» **Source excerpt**:

Originally posted by hoay:The products obtained by cracking an alkane, X, are methane, ethene and propene.
The mole fraction of ethene in the products is 0.5.
What is the identity of X?
A C6H14 B C8H18 C C9H20 D C11H24
UltimaOnline replied:
Start by drawing these 3 smaller hydrocarbon products and piece them together like a jigsaw puzzle. Based on the fact that the longest hydrocarbon obtained is only 3 carbons, obviously the original large alkane must be branched. Based on the fact that 50% of the products are ethene, that means two of the four branches must be ethyl groups. The third branch must be the propyl group. The intersection of the branches, itself generates methane.
Based on this help I have come up with this structure:
CH2-CH3
CH3-C-CH2-CH3
CH2-CH3
Is it possible to calcultae the remaining mole fraction of mentahne and propene from the data given. Since they both will be 0.5- (x+y) = 1.
Mole fraction refers to the relative moles of a particular species, over the total number of moles of all species. Hence, the mole fractions are
50% or 1/2 are ethene,
25% or 1/4 are methane,
and 25% or 1/4 are propene.
Sir Thank u very much for a quick reply.
What factors can affect the value of the activation energy of a reaction?
1 the presence of a catalyst
2 changes in temperature
Catalyst lowers the activation energy of the reaction.
Temperature raises the average K.E of the molecules hence they achieve Ea. So both these factors are correct. Am I right??
Originally posted by hoay:What factors can affect the value of the activation energy of a reaction?
1 the presence of a catalyst
2 changes in temperatureCatalyst lowers the activation energy of the reaction.
Temperature raises the average K.E of the molecules hence they achieve Ea. So both these factors are correct. Am I right??
No, activation energy for any particular reaction is only altered by the use of a catalyst, and remains unchanged by temperature.
Only when activation energy (Ea) remains unchanged, then the % of reactant molecules with energy equals or exceeding Ea can increase as temperature increases, thus increasing the rate of reaction.

(Item position entries)
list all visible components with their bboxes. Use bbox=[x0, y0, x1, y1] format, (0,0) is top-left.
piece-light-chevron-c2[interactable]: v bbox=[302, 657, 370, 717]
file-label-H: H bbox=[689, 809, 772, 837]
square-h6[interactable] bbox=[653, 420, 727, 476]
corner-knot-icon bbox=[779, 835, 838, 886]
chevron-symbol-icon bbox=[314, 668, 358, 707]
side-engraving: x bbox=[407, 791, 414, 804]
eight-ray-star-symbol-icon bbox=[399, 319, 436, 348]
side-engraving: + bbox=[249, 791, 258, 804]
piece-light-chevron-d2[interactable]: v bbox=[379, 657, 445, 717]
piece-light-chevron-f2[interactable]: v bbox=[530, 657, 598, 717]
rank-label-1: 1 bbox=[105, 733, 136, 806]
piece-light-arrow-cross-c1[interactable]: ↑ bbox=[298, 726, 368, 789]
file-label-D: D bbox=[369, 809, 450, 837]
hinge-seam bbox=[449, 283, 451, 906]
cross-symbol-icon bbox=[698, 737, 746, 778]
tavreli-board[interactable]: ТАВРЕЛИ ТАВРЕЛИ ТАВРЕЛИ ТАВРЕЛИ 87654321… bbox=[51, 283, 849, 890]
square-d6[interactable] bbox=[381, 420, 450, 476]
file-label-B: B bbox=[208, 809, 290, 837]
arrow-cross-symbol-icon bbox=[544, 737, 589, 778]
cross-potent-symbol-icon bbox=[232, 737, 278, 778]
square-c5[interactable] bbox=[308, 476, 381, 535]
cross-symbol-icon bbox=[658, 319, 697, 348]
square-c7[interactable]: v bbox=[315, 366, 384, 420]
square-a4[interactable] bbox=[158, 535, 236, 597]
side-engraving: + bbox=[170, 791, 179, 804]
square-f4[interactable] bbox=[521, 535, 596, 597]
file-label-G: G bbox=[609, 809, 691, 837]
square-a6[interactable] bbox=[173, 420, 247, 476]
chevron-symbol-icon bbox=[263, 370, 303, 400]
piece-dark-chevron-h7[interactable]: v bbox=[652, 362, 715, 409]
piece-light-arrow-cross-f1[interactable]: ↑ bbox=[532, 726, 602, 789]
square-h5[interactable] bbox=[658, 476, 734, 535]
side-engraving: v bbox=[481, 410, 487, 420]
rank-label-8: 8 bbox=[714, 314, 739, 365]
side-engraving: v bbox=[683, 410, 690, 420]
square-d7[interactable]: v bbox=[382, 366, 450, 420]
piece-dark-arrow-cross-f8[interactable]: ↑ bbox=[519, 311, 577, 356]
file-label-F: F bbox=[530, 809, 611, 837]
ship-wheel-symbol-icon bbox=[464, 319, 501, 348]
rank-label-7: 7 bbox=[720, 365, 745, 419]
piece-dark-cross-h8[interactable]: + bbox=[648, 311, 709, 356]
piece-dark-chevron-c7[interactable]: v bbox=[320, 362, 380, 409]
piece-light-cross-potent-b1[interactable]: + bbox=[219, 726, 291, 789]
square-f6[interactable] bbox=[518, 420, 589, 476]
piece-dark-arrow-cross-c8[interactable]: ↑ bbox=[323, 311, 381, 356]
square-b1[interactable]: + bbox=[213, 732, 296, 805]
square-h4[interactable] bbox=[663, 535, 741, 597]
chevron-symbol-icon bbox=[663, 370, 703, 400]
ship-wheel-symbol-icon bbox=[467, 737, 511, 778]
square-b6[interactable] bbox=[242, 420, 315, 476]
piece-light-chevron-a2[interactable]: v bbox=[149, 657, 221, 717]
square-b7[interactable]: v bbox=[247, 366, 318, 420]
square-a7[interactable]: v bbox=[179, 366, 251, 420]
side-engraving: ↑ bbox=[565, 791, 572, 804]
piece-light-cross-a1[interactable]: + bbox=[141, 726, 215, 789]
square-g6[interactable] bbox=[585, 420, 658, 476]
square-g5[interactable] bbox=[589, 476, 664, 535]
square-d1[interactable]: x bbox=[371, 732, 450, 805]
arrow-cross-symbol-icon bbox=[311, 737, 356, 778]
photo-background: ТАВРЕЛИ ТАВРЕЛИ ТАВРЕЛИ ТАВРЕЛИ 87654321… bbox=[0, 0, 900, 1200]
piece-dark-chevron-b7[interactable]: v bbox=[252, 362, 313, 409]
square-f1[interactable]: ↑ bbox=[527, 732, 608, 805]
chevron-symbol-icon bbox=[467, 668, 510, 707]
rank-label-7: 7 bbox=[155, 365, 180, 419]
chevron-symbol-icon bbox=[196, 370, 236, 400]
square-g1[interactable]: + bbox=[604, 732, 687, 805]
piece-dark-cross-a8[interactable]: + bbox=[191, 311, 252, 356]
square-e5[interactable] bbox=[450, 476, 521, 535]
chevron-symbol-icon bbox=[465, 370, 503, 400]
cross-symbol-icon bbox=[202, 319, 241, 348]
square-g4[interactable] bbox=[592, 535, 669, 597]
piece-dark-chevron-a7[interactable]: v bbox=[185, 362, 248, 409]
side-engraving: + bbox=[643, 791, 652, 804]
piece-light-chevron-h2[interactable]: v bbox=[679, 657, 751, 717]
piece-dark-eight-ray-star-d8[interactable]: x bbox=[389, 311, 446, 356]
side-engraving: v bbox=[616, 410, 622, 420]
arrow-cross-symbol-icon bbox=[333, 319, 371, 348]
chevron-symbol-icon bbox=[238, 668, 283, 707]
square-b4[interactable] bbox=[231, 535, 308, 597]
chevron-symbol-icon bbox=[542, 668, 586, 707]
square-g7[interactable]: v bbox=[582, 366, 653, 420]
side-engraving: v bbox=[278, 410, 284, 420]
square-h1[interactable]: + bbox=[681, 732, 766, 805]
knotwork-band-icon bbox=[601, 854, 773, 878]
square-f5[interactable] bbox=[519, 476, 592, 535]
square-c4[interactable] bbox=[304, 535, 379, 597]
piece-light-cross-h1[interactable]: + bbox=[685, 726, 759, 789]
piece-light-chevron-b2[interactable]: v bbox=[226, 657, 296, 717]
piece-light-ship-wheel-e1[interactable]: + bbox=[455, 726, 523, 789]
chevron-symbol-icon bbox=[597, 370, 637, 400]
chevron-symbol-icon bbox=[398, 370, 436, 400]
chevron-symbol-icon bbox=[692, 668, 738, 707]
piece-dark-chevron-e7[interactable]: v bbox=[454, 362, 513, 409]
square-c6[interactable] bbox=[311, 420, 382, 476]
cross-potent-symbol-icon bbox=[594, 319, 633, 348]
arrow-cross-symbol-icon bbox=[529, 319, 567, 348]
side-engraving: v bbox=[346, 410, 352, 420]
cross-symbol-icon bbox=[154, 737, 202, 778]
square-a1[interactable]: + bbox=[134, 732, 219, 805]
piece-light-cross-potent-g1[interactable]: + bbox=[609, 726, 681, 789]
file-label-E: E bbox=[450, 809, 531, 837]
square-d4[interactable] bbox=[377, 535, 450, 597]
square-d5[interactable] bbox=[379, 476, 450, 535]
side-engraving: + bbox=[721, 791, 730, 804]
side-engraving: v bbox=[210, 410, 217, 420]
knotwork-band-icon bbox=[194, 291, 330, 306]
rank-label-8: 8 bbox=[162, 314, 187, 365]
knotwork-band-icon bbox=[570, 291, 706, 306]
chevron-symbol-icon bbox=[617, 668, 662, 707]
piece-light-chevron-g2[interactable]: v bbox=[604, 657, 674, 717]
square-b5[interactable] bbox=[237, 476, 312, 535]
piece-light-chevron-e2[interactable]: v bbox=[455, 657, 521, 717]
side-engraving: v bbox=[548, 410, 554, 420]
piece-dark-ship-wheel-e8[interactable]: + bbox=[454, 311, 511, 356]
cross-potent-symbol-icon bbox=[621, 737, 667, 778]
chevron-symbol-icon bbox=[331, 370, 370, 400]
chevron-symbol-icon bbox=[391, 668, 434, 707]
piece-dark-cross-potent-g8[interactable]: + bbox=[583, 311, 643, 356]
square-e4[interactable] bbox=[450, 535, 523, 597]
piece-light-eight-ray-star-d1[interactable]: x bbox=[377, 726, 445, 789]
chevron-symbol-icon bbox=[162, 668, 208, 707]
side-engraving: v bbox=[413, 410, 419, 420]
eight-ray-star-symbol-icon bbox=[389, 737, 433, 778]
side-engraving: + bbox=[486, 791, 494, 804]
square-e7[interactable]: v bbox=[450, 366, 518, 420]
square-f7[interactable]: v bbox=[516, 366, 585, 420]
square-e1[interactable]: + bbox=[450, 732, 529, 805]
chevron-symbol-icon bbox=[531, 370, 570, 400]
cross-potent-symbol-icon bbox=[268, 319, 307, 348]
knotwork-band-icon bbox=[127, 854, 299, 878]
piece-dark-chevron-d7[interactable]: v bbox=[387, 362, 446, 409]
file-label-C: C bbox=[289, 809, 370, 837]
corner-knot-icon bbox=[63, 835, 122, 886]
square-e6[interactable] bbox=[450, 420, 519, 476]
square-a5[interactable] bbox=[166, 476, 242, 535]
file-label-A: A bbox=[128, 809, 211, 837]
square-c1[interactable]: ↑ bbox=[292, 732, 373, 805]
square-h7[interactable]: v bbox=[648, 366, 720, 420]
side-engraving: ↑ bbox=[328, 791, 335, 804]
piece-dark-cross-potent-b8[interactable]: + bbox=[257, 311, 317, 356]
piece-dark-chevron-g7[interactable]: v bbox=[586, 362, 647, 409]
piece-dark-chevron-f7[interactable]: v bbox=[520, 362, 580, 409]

» **Instruction**: Continue the chemistry forum thread on alkane cracking and activation energy, starting right after its last sentence.

» **Reply to the exercise**:
An analogy would be : if your income goes up, but your cost of living also goes up, then the rate at which you can reach your retirement goals won't be able to increase.
Only when the cost of living (ie. activation energy) remains unchanged, and your income (ie. % of molecules with energy equals or exceeding Ea) goes up, only then will the rate at which you can reach your retirement goals happily increase.
X is a salt of one of the halogens chlorine, bromine, iodine, or astatine (proton number 85).
The reaction scheme shows a series of reactions using a solution of X as the starting reagent.
X HNO3/ AgNO3 a precipitate excess NH3(aq) colorless solution
excess HNO3
precipiate
What could X be?
A sodium chloride
B sodium bromide
C potassium iodide
D potassium astatide
It can be wither Nacl or NaBr uptill the colorless solution but when is happeneing on the addition of excess HNO3.??
The answer is A.
Originally posted by hoay:X is a salt of one of the halogens chlorine, bromine, iodine, or astatine (proton number 85).
The reaction scheme shows a series of reactions using a solution of X as the starting reagent.X HNO3/ AgNO3 a precipitate excess NH3(aq) colorless solution
excess HNO3
precipiate
What could X be?
A sodium chloride
B sodium bromide
C potassium iodide
D potassium astatideIt can be wither Nacl or NaBr uptill the colorless solution but when is happeneing on the addition of excess HNO3.??
The answer is A.
HNO3 simply removes the NH3 ligands by protonating them, regenerating the silver halide ppt.
The key is the "excess NH3(aq)" used, instead of "excess concentrated NH3(aq)" that is required to dissolve AgBr(s). Hence it can be deduced that the ppt is AgCl(s), rather than AgBr(s).
The Haber process for the manufacture of ammonia is represented by the following equation.
N2(g) + 3H2(g) 2NH3(g) ΔH = –92 kJ mol–1
Which statement is correct about this reaction when the temperature is increased?
A Both forward and backward rates increase.
B The backward rate only increases.
C The forward rate only increases.
D There is no effect on the backward or forward rate.
When the temperature is increased heat is absorbed by the product NH3 since forward reaction is exothermic and it starts converting to the reactants so backward rate increases. so B is is the correct answer. But A is the naswer.
The Haber process for the manufacture of ammonia is represented by the following equation.
N2(g) + 3H2(g) <---> 2NH3(g) ΔH = –92 kJ mol–1
Which statement is correct about this reaction when the temperature is increased?
A) Both forward and backward rates increase.
B) The backward rate only increases.
C) The forward rate only increases.
D) There is no effect on the backward or forward rate.
Answer : A
When the temperature is increased, the percentage of reactant molecules with energy equal or exceeding the activation energies for both the backward and forward reactions, are increased (along with temperature). Hence, both the forward and backward reaction rates increase.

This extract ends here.